• [The task] Every entry below should be transcribed exactly; pictures stay out of the copy.

──────── Records to use

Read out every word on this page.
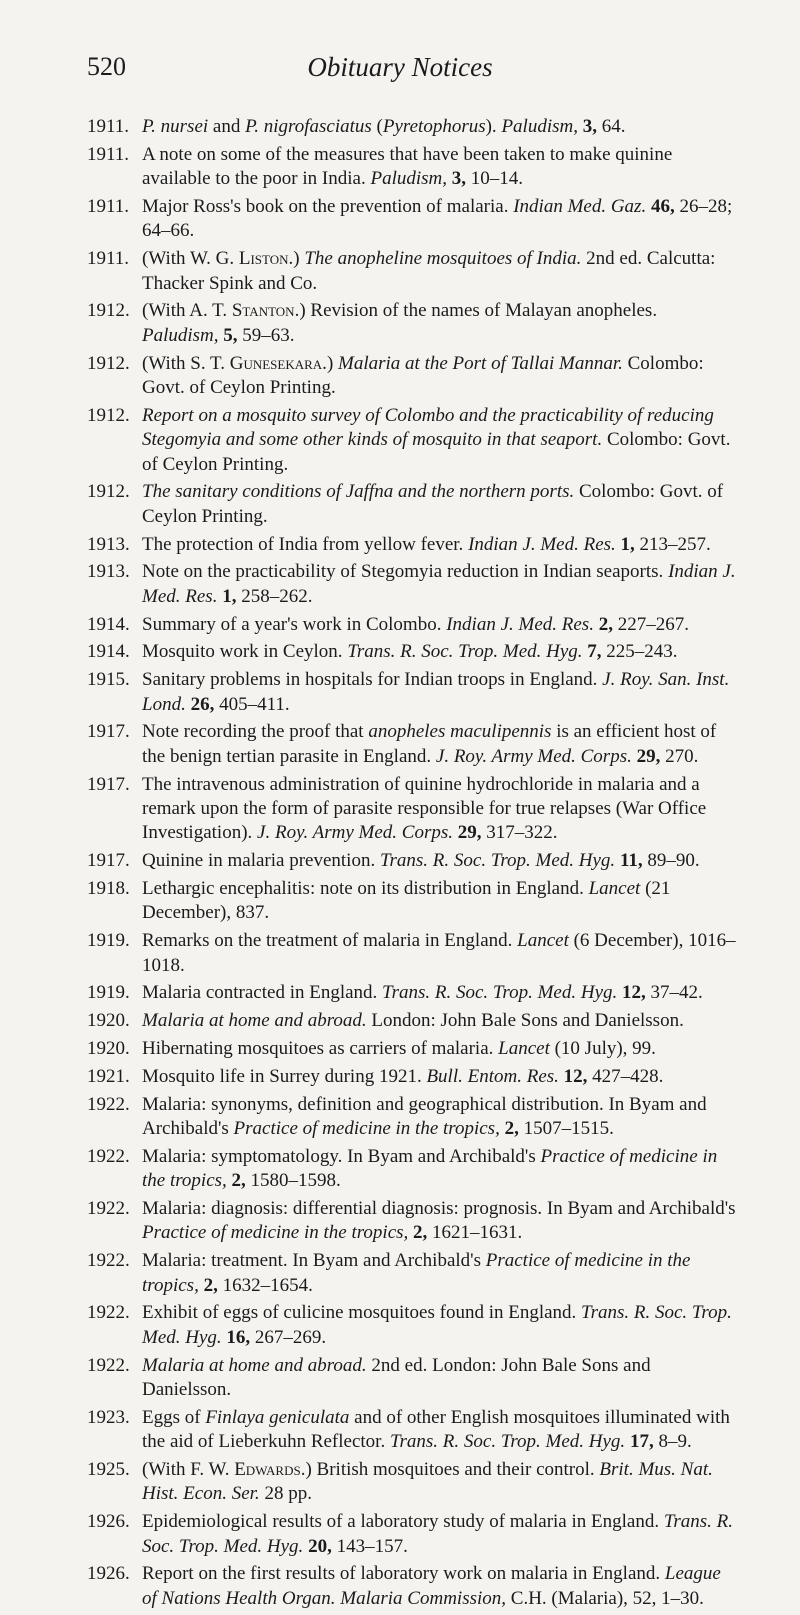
520	Obituary Notices
1911. P. nursei and P. nigrofasciatus (Pyretophorus). Paludism, 3, 64.
1911. A note on some of the measures that have been taken to make quinine available to the poor in India. Paludism, 3, 10–14.
1911. Major Ross's book on the prevention of malaria. Indian Med. Gaz. 46, 26–28; 64–66.
1911. (With W. G. Liston.) The anopheline mosquitoes of India. 2nd ed. Calcutta: Thacker Spink and Co.
1912. (With A. T. Stanton.) Revision of the names of Malayan anopheles. Paludism, 5, 59–63.
1912. (With S. T. Gunesekara.) Malaria at the Port of Tallai Mannar. Colombo: Govt. of Ceylon Printing.
1912. Report on a mosquito survey of Colombo and the practicability of reducing Stegomyia and some other kinds of mosquito in that seaport. Colombo: Govt. of Ceylon Printing.
1912. The sanitary conditions of Jaffna and the northern ports. Colombo: Govt. of Ceylon Printing.
1913. The protection of India from yellow fever. Indian J. Med. Res. 1, 213–257.
1913. Note on the practicability of Stegomyia reduction in Indian seaports. Indian J. Med. Res. 1, 258–262.
1914. Summary of a year's work in Colombo. Indian J. Med. Res. 2, 227–267.
1914. Mosquito work in Ceylon. Trans. R. Soc. Trop. Med. Hyg. 7, 225–243.
1915. Sanitary problems in hospitals for Indian troops in England. J. Roy. San. Inst. Lond. 26, 405–411.
1917. Note recording the proof that anopheles maculipennis is an efficient host of the benign tertian parasite in England. J. Roy. Army Med. Corps. 29, 270.
1917. The intravenous administration of quinine hydrochloride in malaria and a remark upon the form of parasite responsible for true relapses (War Office Investigation). J. Roy. Army Med. Corps. 29, 317–322.
1917. Quinine in malaria prevention. Trans. R. Soc. Trop. Med. Hyg. 11, 89–90.
1918. Lethargic encephalitis: note on its distribution in England. Lancet (21 December), 837.
1919. Remarks on the treatment of malaria in England. Lancet (6 December), 1016–1018.
1919. Malaria contracted in England. Trans. R. Soc. Trop. Med. Hyg. 12, 37–42.
1920. Malaria at home and abroad. London: John Bale Sons and Danielsson.
1920. Hibernating mosquitoes as carriers of malaria. Lancet (10 July), 99.
1921. Mosquito life in Surrey during 1921. Bull. Entom. Res. 12, 427–428.
1922. Malaria: synonyms, definition and geographical distribution. In Byam and Archibald's Practice of medicine in the tropics, 2, 1507–1515.
1922. Malaria: symptomatology. In Byam and Archibald's Practice of medicine in the tropics, 2, 1580–1598.
1922. Malaria: diagnosis: differential diagnosis: prognosis. In Byam and Archibald's Practice of medicine in the tropics, 2, 1621–1631.
1922. Malaria: treatment. In Byam and Archibald's Practice of medicine in the tropics, 2, 1632–1654.
1922. Exhibit of eggs of culicine mosquitoes found in England. Trans. R. Soc. Trop. Med. Hyg. 16, 267–269.
1922. Malaria at home and abroad. 2nd ed. London: John Bale Sons and Danielsson.
1923. Eggs of Finlaya geniculata and of other English mosquitoes illuminated with the aid of Lieberkuhn Reflector. Trans. R. Soc. Trop. Med. Hyg. 17, 8–9.
1925. (With F. W. Edwards.) British mosquitoes and their control. Brit. Mus. Nat. Hist. Econ. Ser. 28 pp.
1926. Epidemiological results of a laboratory study of malaria in England. Trans. R. Soc. Trop. Med. Hyg. 20, 143–157.
1926. Report on the first results of laboratory work on malaria in England. League of Nations Health Organ. Malaria Commission, C.H. (Malaria), 52, 1–30.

────────────────

• [Output for this task]
Read out every word on this page.
520	Obituary Notices
1911. P. nursei and P. nigrofasciatus (Pyretophorus). Paludism, 3, 64.
1911. A note on some of the measures that have been taken to make quinine available to the poor in India. Paludism, 3, 10–14.
1911. Major Ross's book on the prevention of malaria. Indian Med. Gaz. 46, 26–28; 64–66.
1911. (With W. G. Liston.) The anopheline mosquitoes of India. 2nd ed. Calcutta: Thacker Spink and Co.
1912. (With A. T. Stanton.) Revision of the names of Malayan anopheles. Paludism, 5, 59–63.
1912. (With S. T. Gunesekara.) Malaria at the Port of Tallai Mannar. Colombo: Govt. of Ceylon Printing.
1912. Report on a mosquito survey of Colombo and the practicability of reducing Stegomyia and some other kinds of mosquito in that seaport. Colombo: Govt. of Ceylon Printing.
1912. The sanitary conditions of Jaffna and the northern ports. Colombo: Govt. of Ceylon Printing.
1913. The protection of India from yellow fever. Indian J. Med. Res. 1, 213–257.
1913. Note on the practicability of Stegomyia reduction in Indian seaports. Indian J. Med. Res. 1, 258–262.
1914. Summary of a year's work in Colombo. Indian J. Med. Res. 2, 227–267.
1914. Mosquito work in Ceylon. Trans. R. Soc. Trop. Med. Hyg. 7, 225–243.
1915. Sanitary problems in hospitals for Indian troops in England. J. Roy. San. Inst. Lond. 26, 405–411.
1917. Note recording the proof that anopheles maculipennis is an efficient host of the benign tertian parasite in England. J. Roy. Army Med. Corps. 29, 270.
1917. The intravenous administration of quinine hydrochloride in malaria and a remark upon the form of parasite responsible for true relapses (War Office Investigation). J. Roy. Army Med. Corps. 29, 317–322.
1917. Quinine in malaria prevention. Trans. R. Soc. Trop. Med. Hyg. 11, 89–90.
1918. Lethargic encephalitis: note on its distribution in England. Lancet (21 December), 837.
1919. Remarks on the treatment of malaria in England. Lancet (6 December), 1016–1018.
1919. Malaria contracted in England. Trans. R. Soc. Trop. Med. Hyg. 12, 37–42.
1920. Malaria at home and abroad. London: John Bale Sons and Danielsson.
1920. Hibernating mosquitoes as carriers of malaria. Lancet (10 July), 99.
1921. Mosquito life in Surrey during 1921. Bull. Entom. Res. 12, 427–428.
1922. Malaria: synonyms, definition and geographical distribution. In Byam and Archibald's Practice of medicine in the tropics, 2, 1507–1515.
1922. Malaria: symptomatology. In Byam and Archibald's Practice of medicine in the tropics, 2, 1580–1598.
1922. Malaria: diagnosis: differential diagnosis: prognosis. In Byam and Archibald's Practice of medicine in the tropics, 2, 1621–1631.
1922. Malaria: treatment. In Byam and Archibald's Practice of medicine in the tropics, 2, 1632–1654.
1922. Exhibit of eggs of culicine mosquitoes found in England. Trans. R. Soc. Trop. Med. Hyg. 16, 267–269.
1922. Malaria at home and abroad. 2nd ed. London: John Bale Sons and Danielsson.
1923. Eggs of Finlaya geniculata and of other English mosquitoes illuminated with the aid of Lieberkuhn Reflector. Trans. R. Soc. Trop. Med. Hyg. 17, 8–9.
1925. (With F. W. Edwards.) British mosquitoes and their control. Brit. Mus. Nat. Hist. Econ. Ser. 28 pp.
1926. Epidemiological results of a laboratory study of malaria in England. Trans. R. Soc. Trop. Med. Hyg. 20, 143–157.
1926. Report on the first results of laboratory work on malaria in England. League of Nations Health Organ. Malaria Commission, C.H. (Malaria), 52, 1–30.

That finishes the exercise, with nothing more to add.